──────── Extracted data ────────
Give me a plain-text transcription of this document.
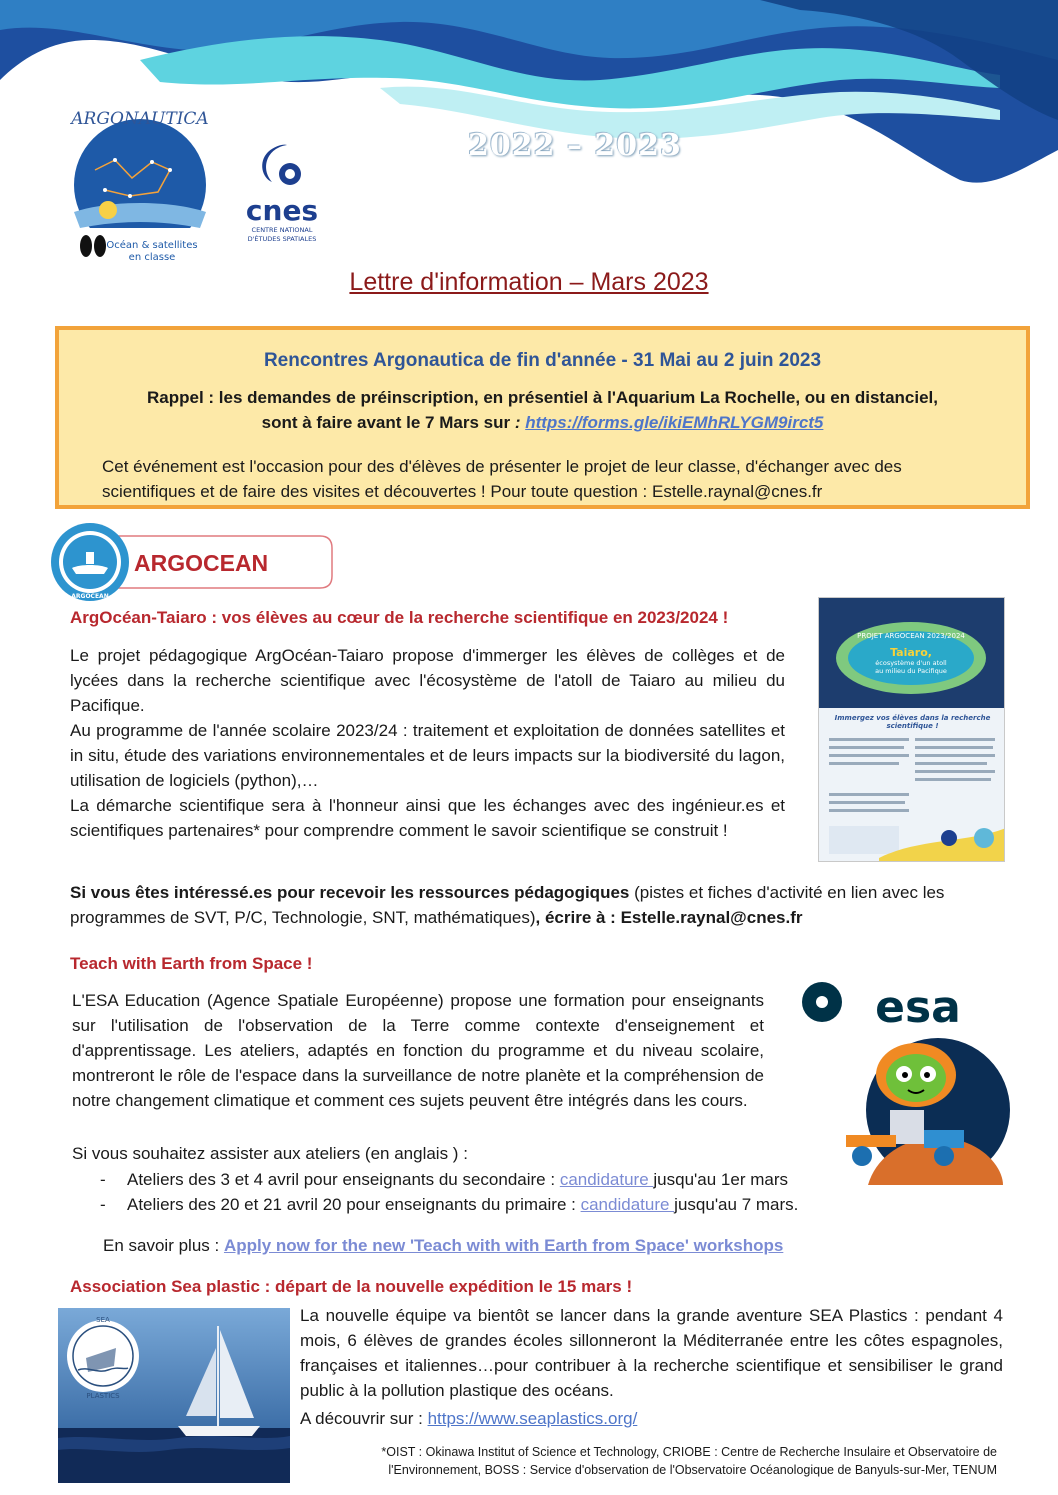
2022 – 2023
ARGONAUTICA
Océan & satellites
en classe
cnes
CENTRE NATIONAL
D'ÉTUDES SPATIALES
Lettre d'information – Mars 2023
Rencontres Argonautica de fin d'année - 31 Mai au 2 juin 2023
Rappel : les demandes de préinscription, en présentiel à l'Aquarium La Rochelle, ou en distanciel,
sont à faire avant le 7 Mars sur : https://forms.gle/ikiEMhRLYGM9irct5
Cet événement est l'occasion pour des d'élèves de présenter le projet de leur classe, d'échanger avec des scientifiques et de faire des visites et découvertes ! Pour toute question : Estelle.raynal@cnes.fr
ARGOCEAN
ARGOCEAN
ArgOcéan-Taiaro : vos élèves au cœur de la recherche scientifique en 2023/2024 !
Le projet pédagogique ArgOcéan-Taiaro propose d'immerger les élèves de collèges et de lycées dans la recherche scientifique avec l'écosystème de l'atoll de Taiaro au milieu du Pacifique.
Au programme de l'année scolaire 2023/24 : traitement et exploitation de données satellites et in situ, étude des variations environnementales et de leurs impacts sur la biodiversité du lagon, utilisation de logiciels (python),…
La démarche scientifique sera à l'honneur ainsi que les échanges avec des ingénieur.es et scientifiques partenaires* pour comprendre comment le savoir scientifique se construit !
PROJET ARGOCEAN 2023/2024
Taiaro,
écosystème d'un atoll au milieu du Pacifique
Immergez vos élèves dans la recherche scientifique !
Si vous êtes intéressé.es pour recevoir les ressources pédagogiques (pistes et fiches d'activité en lien avec les programmes de SVT, P/C, Technologie, SNT, mathématiques), écrire à : Estelle.raynal@cnes.fr
Teach with Earth from Space !
L'ESA Education (Agence Spatiale Européenne) propose une formation pour enseignants sur l'utilisation de l'observation de la Terre comme contexte d'enseignement et d'apprentissage. Les ateliers, adaptés en fonction du programme et du niveau scolaire, montreront le rôle de l'espace dans la surveillance de notre planète et la compréhension de notre changement climatique et comment ces sujets peuvent être intégrés dans les cours.
Si vous souhaitez assister aux ateliers (en anglais ) :
- Ateliers des 3 et 4 avril pour enseignants du secondaire : candidature jusqu'au 1er mars
- Ateliers des 20 et 21 avril 20 pour enseignants du primaire : candidature jusqu'au 7 mars.
En savoir plus : Apply now for the new 'Teach with with Earth from Space' workshops
esa
Association Sea plastic : départ de la nouvelle expédition le 15 mars !
SEA
PLASTICS
La nouvelle équipe va bientôt se lancer dans la grande aventure SEA Plastics : pendant 4 mois, 6 élèves de grandes écoles sillonneront la Méditerranée entre les côtes espagnoles, françaises et italiennes…pour contribuer à la recherche scientifique et sensibiliser le grand public à la pollution plastique des océans.
A découvrir sur : https://www.seaplastics.org/
*OIST : Okinawa Institut of Science et Technology, CRIOBE : Centre de Recherche Insulaire et Observatoire de
l'Environnement, BOSS : Service d'observation de l'Observatoire Océanologique de Banyuls-sur-Mer, TENUM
────────
Copy each line above where the string "vous" occurs.

Si vous êtes intéressé.es pour recevoir les ressources pédagogiques (pistes et fiches d'activité en lien avec les programmes de SVT, P/C, Technologie, SNT, mathématiques), écrire à : Estelle.raynal@cnes.fr
Si vous souhaitez assister aux ateliers (en anglais ) :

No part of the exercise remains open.